**Required task:** Determine how many lines contain the string "医药行业周报". Respond with that number and nothing more.

**Task material:**
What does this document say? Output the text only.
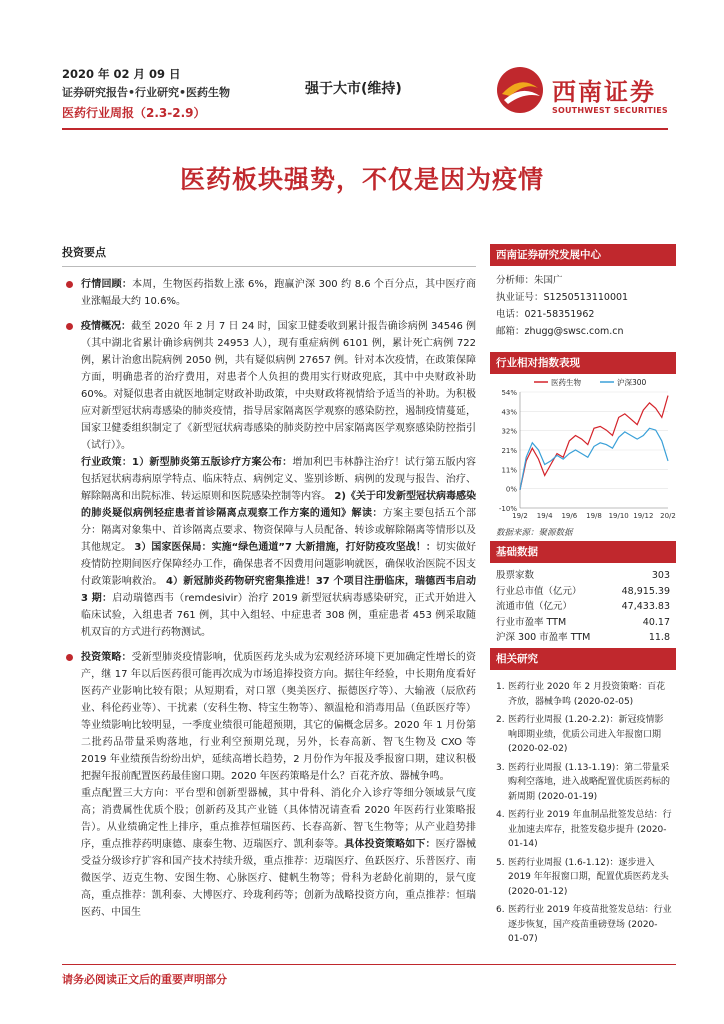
2020 年 02 月 09 日
证券研究报告•行业研究•医药生物
医药行业周报（2.3-2.9）
强于大市(维持)	西南证券
SOUTHWEST SECURITIES
医药板块强势，不仅是因为疫情
投资要点
行情回顾：本周，生物医药指数上涨 6%，跑赢沪深 300 约 8.6 个百分点，其中医疗商业涨幅最大约 10.6%。
疫情概况：截至 2020 年 2 月 7 日 24 时，国家卫健委收到累计报告确诊病例 34546 例（其中湖北省累计确诊病例共 24953 人），现有重症病例 6101 例，累计死亡病例 722 例，累计治愈出院病例 2050 例，共有疑似病例 27657 例。针对本次疫情，在政策保障方面，明确患者的治疗费用，对患者个人负担的费用实行财政兜底，其中中央财政补助 60%。对疑似患者由就医地制定财政补助政策，中央财政将视情给予适当的补助。为积极应对新型冠状病毒感染的肺炎疫情，指导居家隔离医学观察的感染防控，遏制疫情蔓延，国家卫健委组织制定了《新型冠状病毒感染的肺炎防控中居家隔离医学观察感染防控指引（试行）》。
行业政策：1）新型肺炎第五版诊疗方案公布：增加利巴韦林静注治疗！试行第五版内容包括冠状病毒病原学特点、临床特点、病例定义、鉴别诊断、病例的发现与报告、治疗、解除隔离和出院标准、转运原则和医院感染控制等内容。 2)《关于印发新型冠状病毒感染的肺炎疑似病例轻症患者首诊隔离点观察工作方案的通知》解读：方案主要包括五个部分：隔离对象集中、首诊隔离点要求、物资保障与人员配备、转诊或解除隔离等情形以及其他规定。 3）国家医保局：实施“绿色通道”7 大新措施，打好防疫攻坚战！：切实做好疫情防控期间医疗保障经办工作，确保患者不因费用问题影响就医，确保收治医院不因支付政策影响救治。 4）新冠肺炎药物研究密集推进！37 个项目注册临床，瑞德西韦启动 3 期：启动瑞德西韦（remdesivir）治疗 2019 新型冠状病毒感染研究，正式开始进入临床试验，入组患者 761 例，其中入组轻、中症患者 308 例，重症患者 453 例采取随机双盲的方式进行药物测试。
投资策略：受新型肺炎疫情影响，优质医药龙头成为宏观经济环境下更加确定性增长的资产，继 17 年以后医药很可能再次成为市场追捧投资方向。据往年经验，中长期角度看好医药产业影响比较有限；从短期看，对口罩（奥美医疗、振德医疗等）、大输液（辰欣药业、科伦药业等）、干扰素（安科生物、特宝生物等）、额温枪和消毒用品（鱼跃医疗等）等业绩影响比较明显，一季度业绩很可能超预期，其它的偏概念居多。2020 年 1 月份第二批药品带量采购落地，行业利空预期兑现，另外，长春高新、智飞生物及 CXO 等 2019 年业绩预告纷纷出炉，延续高增长趋势，2 月份作为年报及季报窗口期，建议积极把握年报前配置医药最佳窗口期。2020 年医药策略是什么？百花齐放、器械争鸣。
重点配置三大方向：平台型和创新型器械，其中骨科、消化介入诊疗等细分领域景气度高；消费属性优质个股；创新药及其产业链（具体情况请查看 2020 年医药行业策略报告）。从业绩确定性上排序，重点推荐恒瑞医药、长春高新、智飞生物等；从产业趋势排序，重点推荐药明康德、康泰生物、迈瑞医疗、凯利泰等。具体投资策略如下：医疗器械受益分级诊疗扩容和国产技术持续升级，重点推荐：迈瑞医疗、鱼跃医疗、乐普医疗、南微医学、迈克生物、安图生物、心脉医疗、健帆生物等；骨科为老龄化前期的，景气度高，重点推荐：凯利泰、大博医疗、玲珑利药等；创新为战略投资方向，重点推荐：恒瑞医药、中国生
西南证券研究发展中心
分析师：朱国广
执业证号：S1250513110001
电话：021-58351962
邮箱：zhugg@swsc.com.cn
行业相对指数表现
54%
43%
32%
21%
11%
0%
-10%
19/2 19/4 19/6 19/8 19/10 19/12 20/2
医药生物	沪深300
数据来源：聚源数据
基础数据
股票家数	303
行业总市值（亿元）	48,915.39
流通市值（亿元）	47,433.83
行业市盈率 TTM	40.17
沪深 300 市盈率 TTM	11.8
相关研究
1. 医药行业 2020 年 2 月投资策略：百花齐放，器械争鸣 (2020-02-05)
2. 医药行业周报 (1.20-2.2)：新冠疫情影响即期业绩，优质公司进入年报窗口期 (2020-02-02)
3. 医药行业周报 (1.13-1.19)：第二带量采购利空落地，进入战略配置优质医药标的新周期 (2020-01-19)
4. 医药行业 2019 年血制品批签发总结：行业加速去库存，批签发稳步提升 (2020-01-14)
5. 医药行业周报 (1.6-1.12)：逐步进入 2019 年年报窗口期，配置优质医药龙头 (2020-01-12)
6. 医药行业 2019 年疫苗批签发总结：行业逐步恢复，国产疫苗重磅登场 (2020-01-07)
请务必阅读正文后的重要声明部分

**Expected answer:** 4